* Begin *
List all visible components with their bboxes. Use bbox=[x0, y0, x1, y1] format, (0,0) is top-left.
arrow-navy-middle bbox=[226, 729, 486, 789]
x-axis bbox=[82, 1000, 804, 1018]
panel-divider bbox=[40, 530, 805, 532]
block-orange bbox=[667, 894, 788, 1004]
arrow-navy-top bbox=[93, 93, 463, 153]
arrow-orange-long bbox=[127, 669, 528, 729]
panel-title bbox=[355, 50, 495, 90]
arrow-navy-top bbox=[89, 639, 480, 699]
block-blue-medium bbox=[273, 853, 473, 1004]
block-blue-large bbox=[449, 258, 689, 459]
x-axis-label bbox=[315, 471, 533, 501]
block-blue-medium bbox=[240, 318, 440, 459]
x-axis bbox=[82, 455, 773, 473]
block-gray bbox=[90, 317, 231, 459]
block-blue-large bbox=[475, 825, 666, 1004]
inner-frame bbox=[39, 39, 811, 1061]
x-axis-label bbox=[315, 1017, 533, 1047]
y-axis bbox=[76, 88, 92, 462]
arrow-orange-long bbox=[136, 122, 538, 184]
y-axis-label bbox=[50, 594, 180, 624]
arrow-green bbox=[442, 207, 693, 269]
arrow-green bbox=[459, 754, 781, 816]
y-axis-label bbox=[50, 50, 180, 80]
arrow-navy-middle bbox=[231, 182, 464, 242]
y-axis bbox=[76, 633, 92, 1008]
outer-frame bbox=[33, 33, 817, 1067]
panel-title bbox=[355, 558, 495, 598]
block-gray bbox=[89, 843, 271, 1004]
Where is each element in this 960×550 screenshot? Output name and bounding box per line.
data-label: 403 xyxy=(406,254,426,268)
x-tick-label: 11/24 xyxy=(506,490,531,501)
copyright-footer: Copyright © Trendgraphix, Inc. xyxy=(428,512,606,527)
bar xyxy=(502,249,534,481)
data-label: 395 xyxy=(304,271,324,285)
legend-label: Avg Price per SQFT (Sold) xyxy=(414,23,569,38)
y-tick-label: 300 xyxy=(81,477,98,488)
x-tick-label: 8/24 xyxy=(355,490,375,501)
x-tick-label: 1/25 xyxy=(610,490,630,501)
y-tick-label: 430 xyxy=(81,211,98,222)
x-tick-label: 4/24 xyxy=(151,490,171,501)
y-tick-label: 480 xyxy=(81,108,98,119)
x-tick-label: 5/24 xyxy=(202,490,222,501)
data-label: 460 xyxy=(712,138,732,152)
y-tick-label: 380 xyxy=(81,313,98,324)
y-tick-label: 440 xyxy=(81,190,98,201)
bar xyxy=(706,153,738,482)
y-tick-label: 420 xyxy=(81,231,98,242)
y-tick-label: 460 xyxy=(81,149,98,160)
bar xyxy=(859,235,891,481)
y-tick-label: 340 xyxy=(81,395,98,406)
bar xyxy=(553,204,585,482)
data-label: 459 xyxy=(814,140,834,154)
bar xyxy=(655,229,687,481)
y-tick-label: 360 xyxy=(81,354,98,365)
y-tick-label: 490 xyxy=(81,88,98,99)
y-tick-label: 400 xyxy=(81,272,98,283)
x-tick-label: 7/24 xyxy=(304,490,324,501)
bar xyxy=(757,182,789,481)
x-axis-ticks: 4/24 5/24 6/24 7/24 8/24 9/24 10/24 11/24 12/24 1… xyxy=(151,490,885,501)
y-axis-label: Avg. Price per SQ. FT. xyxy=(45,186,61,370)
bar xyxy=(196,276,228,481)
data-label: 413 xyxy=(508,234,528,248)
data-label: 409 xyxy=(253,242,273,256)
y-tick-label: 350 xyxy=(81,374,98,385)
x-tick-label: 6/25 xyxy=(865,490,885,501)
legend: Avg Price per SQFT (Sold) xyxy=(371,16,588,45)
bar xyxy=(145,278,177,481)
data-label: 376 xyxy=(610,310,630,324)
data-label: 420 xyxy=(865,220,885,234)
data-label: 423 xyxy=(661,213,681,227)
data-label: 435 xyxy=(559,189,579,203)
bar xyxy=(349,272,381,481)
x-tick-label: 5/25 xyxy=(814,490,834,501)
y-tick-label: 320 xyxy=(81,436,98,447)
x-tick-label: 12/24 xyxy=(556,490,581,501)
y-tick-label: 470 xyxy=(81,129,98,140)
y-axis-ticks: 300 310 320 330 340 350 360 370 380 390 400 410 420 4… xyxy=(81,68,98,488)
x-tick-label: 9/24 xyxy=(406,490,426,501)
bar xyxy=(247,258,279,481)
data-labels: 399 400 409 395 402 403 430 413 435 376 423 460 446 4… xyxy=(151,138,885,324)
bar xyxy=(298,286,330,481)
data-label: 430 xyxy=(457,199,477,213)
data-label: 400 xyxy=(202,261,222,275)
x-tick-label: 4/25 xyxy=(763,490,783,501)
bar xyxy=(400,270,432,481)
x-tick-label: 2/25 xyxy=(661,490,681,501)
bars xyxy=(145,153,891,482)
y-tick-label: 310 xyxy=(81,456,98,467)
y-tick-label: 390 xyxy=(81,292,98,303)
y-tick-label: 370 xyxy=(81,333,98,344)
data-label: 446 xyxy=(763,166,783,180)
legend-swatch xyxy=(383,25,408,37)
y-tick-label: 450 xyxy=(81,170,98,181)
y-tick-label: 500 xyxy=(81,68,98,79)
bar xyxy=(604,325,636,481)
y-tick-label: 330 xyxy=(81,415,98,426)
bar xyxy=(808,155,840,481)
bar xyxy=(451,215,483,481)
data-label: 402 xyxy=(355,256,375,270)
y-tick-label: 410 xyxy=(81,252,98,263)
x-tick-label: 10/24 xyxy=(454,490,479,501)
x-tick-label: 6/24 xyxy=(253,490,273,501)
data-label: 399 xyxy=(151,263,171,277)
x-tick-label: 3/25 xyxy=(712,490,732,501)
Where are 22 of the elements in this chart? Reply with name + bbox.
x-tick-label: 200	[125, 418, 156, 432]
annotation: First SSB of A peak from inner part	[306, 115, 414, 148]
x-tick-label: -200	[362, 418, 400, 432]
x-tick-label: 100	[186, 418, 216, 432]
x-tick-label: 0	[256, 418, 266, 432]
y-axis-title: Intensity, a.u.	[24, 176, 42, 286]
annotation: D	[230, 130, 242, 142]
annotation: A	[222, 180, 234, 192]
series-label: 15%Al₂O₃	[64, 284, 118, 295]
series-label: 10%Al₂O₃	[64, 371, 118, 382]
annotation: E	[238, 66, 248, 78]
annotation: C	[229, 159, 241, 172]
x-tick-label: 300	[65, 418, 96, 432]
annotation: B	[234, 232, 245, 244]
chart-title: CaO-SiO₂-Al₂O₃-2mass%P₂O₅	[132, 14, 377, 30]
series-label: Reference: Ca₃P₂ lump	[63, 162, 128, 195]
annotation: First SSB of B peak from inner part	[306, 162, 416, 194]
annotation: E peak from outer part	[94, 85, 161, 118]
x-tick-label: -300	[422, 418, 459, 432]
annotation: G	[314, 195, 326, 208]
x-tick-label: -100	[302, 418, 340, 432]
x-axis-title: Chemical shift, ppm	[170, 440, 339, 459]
* End *
Rewrite every line of the records above as a numbered list, leaving out any blank lines.

1. List all visible components with their bboxes. Use bbox=[x0, y0, x1, y1] format, (0,0) is top-left.
2. arrow-navy-middle bbox=[226, 729, 486, 789]
3. x-axis bbox=[82, 1000, 804, 1018]
4. panel-divider bbox=[40, 530, 805, 532]
5. block-orange bbox=[667, 894, 788, 1004]
6. arrow-navy-top bbox=[93, 93, 463, 153]
7. arrow-orange-long bbox=[127, 669, 528, 729]
8. panel-title bbox=[355, 50, 495, 90]
9. arrow-navy-top bbox=[89, 639, 480, 699]
10. block-blue-medium bbox=[273, 853, 473, 1004]
11. block-blue-large bbox=[449, 258, 689, 459]
12. x-axis-label bbox=[315, 471, 533, 501]
13. block-blue-medium bbox=[240, 318, 440, 459]
14. x-axis bbox=[82, 455, 773, 473]
15. block-gray bbox=[90, 317, 231, 459]
16. block-blue-large bbox=[475, 825, 666, 1004]
17. inner-frame bbox=[39, 39, 811, 1061]
18. x-axis-label bbox=[315, 1017, 533, 1047]
19. y-axis bbox=[76, 88, 92, 462]
20. arrow-orange-long bbox=[136, 122, 538, 184]
21. y-axis-label bbox=[50, 594, 180, 624]
22. arrow-green bbox=[442, 207, 693, 269]
23. arrow-green bbox=[459, 754, 781, 816]
24. y-axis-label bbox=[50, 50, 180, 80]
25. arrow-navy-middle bbox=[231, 182, 464, 242]
26. y-axis bbox=[76, 633, 92, 1008]
27. outer-frame bbox=[33, 33, 817, 1067]
28. panel-title bbox=[355, 558, 495, 598]
29. block-gray bbox=[89, 843, 271, 1004]
30. Where is each element in this 960×550 screenshot? Output name and bounding box per line.
31. data-label: 403 xyxy=(406,254,426,268)
32. x-tick-label: 11/24 xyxy=(506,490,531,501)
33. copyright-footer: Copyright © Trendgraphix, Inc. xyxy=(428,512,606,527)
34. bar xyxy=(502,249,534,481)
35. data-label: 395 xyxy=(304,271,324,285)
36. legend-label: Avg Price per SQFT (Sold) xyxy=(414,23,569,38)
37. y-tick-label: 300 xyxy=(81,477,98,488)
38. x-tick-label: 8/24 xyxy=(355,490,375,501)
39. x-tick-label: 1/25 xyxy=(610,490,630,501)
40. y-tick-label: 430 xyxy=(81,211,98,222)
41. x-tick-label: 4/24 xyxy=(151,490,171,501)
42. y-tick-label: 480 xyxy=(81,108,98,119)
43. x-tick-label: 5/24 xyxy=(202,490,222,501)
44. data-label: 460 xyxy=(712,138,732,152)
45. y-tick-label: 380 xyxy=(81,313,98,324)
46. y-tick-label: 440 xyxy=(81,190,98,201)
47. bar xyxy=(706,153,738,482)
48. y-tick-label: 420 xyxy=(81,231,98,242)
49. y-tick-label: 460 xyxy=(81,149,98,160)
50. bar xyxy=(859,235,891,481)
51. y-tick-label: 340 xyxy=(81,395,98,406)
52. bar xyxy=(553,204,585,482)
53. data-label: 459 xyxy=(814,140,834,154)
54. bar xyxy=(655,229,687,481)
55. y-tick-label: 360 xyxy=(81,354,98,365)
56. y-tick-label: 490 xyxy=(81,88,98,99)
57. y-tick-label: 400 xyxy=(81,272,98,283)
58. x-tick-label: 7/24 xyxy=(304,490,324,501)
59. bar xyxy=(757,182,789,481)
60. x-axis-ticks: 4/24 5/24 6/24 7/24 8/24 9/24 10/24 11/24 12/24 1… xyxy=(151,490,885,501)
61. y-axis-label: Avg. Price per SQ. FT. xyxy=(45,186,61,370)
62. bar xyxy=(196,276,228,481)
63. data-label: 413 xyxy=(508,234,528,248)
64. data-label: 409 xyxy=(253,242,273,256)
65. y-tick-label: 350 xyxy=(81,374,98,385)
66. x-tick-label: 6/25 xyxy=(865,490,885,501)
67. legend: Avg Price per SQFT (Sold) xyxy=(371,16,588,45)
68. bar xyxy=(145,278,177,481)
69. data-label: 376 xyxy=(610,310,630,324)
70. data-label: 420 xyxy=(865,220,885,234)
71. data-label: 423 xyxy=(661,213,681,227)
72. data-label: 435 xyxy=(559,189,579,203)
73. bar xyxy=(349,272,381,481)
74. x-tick-label: 5/25 xyxy=(814,490,834,501)
75. y-tick-label: 320 xyxy=(81,436,98,447)
76. x-tick-label: 12/24 xyxy=(556,490,581,501)
77. y-tick-label: 470 xyxy=(81,129,98,140)
78. y-axis-ticks: 300 310 320 330 340 350 360 370 380 390 400 410 420 4… xyxy=(81,68,98,488)
79. x-tick-label: 9/24 xyxy=(406,490,426,501)
80. bar xyxy=(247,258,279,481)
81. data-labels: 399 400 409 395 402 403 430 413 435 376 423 460 446 4… xyxy=(151,138,885,324)
82. bar xyxy=(298,286,330,481)
83. data-label: 430 xyxy=(457,199,477,213)
84. data-label: 400 xyxy=(202,261,222,275)
85. x-tick-label: 4/25 xyxy=(763,490,783,501)
86. bar xyxy=(400,270,432,481)
87. x-tick-label: 2/25 xyxy=(661,490,681,501)
88. bars xyxy=(145,153,891,482)
89. y-tick-label: 310 xyxy=(81,456,98,467)
90. y-tick-label: 390 xyxy=(81,292,98,303)
91. y-tick-label: 370 xyxy=(81,333,98,344)
92. data-label: 446 xyxy=(763,166,783,180)
93. legend-swatch xyxy=(383,25,408,37)
94. y-tick-label: 450 xyxy=(81,170,98,181)
95. y-tick-label: 500 xyxy=(81,68,98,79)
96. bar xyxy=(604,325,636,481)
97. y-tick-label: 330 xyxy=(81,415,98,426)
98. bar xyxy=(808,155,840,481)
99. bar xyxy=(451,215,483,481)
100. data-label: 402 xyxy=(355,256,375,270)
101. y-tick-label: 410 xyxy=(81,252,98,263)
102. x-tick-label: 10/24 xyxy=(454,490,479,501)
103. x-tick-label: 6/24 xyxy=(253,490,273,501)
104. data-label: 399 xyxy=(151,263,171,277)
105. x-tick-label: 3/25 xyxy=(712,490,732,501)
106. Where are 22 of the elements in this chart? Reply with name + bbox.
107. x-tick-label: 200	[125, 418, 156, 432]
108. annotation: First SSB of A peak from inner part	[306, 115, 414, 148]
109. x-tick-label: -200	[362, 418, 400, 432]
110. x-tick-label: 100	[186, 418, 216, 432]
111. x-tick-label: 0	[256, 418, 266, 432]
112. y-axis-title: Intensity, a.u.	[24, 176, 42, 286]
113. annotation: D	[230, 130, 242, 142]
114. annotation: A	[222, 180, 234, 192]
115. series-label: 15%Al₂O₃	[64, 284, 118, 295]
116. series-label: 10%Al₂O₃	[64, 371, 118, 382]
117. annotation: E	[238, 66, 248, 78]
118. annotation: C	[229, 159, 241, 172]
119. x-tick-label: 300	[65, 418, 96, 432]
120. annotation: B	[234, 232, 245, 244]
121. chart-title: CaO-SiO₂-Al₂O₃-2mass%P₂O₅	[132, 14, 377, 30]
122. series-label: Reference: Ca₃P₂ lump	[63, 162, 128, 195]
123. annotation: First SSB of B peak from inner part	[306, 162, 416, 194]
124. annotation: E peak from outer part	[94, 85, 161, 118]
125. x-tick-label: -300	[422, 418, 459, 432]
126. annotation: G	[314, 195, 326, 208]
127. x-tick-label: -100	[302, 418, 340, 432]
128. x-axis-title: Chemical shift, ppm	[170, 440, 339, 459]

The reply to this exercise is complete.